Scan the following material for the string "must" and copy each line in which it appears.

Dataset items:
--- Begin ---

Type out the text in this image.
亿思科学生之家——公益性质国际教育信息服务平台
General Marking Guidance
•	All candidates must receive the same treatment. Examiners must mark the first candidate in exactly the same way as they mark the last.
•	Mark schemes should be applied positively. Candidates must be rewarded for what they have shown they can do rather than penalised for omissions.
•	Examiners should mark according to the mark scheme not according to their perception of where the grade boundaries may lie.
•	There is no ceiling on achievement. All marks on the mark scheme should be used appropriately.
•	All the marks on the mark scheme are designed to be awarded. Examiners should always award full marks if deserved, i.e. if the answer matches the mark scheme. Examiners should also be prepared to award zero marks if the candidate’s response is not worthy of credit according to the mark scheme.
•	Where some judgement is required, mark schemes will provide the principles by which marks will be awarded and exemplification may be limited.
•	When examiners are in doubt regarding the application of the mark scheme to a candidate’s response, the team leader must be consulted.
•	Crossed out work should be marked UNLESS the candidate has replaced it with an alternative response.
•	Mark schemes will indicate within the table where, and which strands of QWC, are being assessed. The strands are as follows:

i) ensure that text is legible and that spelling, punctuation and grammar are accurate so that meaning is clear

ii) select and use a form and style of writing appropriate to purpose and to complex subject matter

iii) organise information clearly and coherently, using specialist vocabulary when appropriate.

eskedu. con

--- End ---

__ANSWER FOR THIS EXERCISE__:
•	All candidates must receive the same treatment. Examiners must mark the first candidate in exactly the same way as they mark the last.
•	Mark schemes should be applied positively. Candidates must be rewarded for what they have shown they can do rather than penalised for omissions.
•	When examiners are in doubt regarding the application of the mark scheme to a candidate’s response, the team leader must be consulted.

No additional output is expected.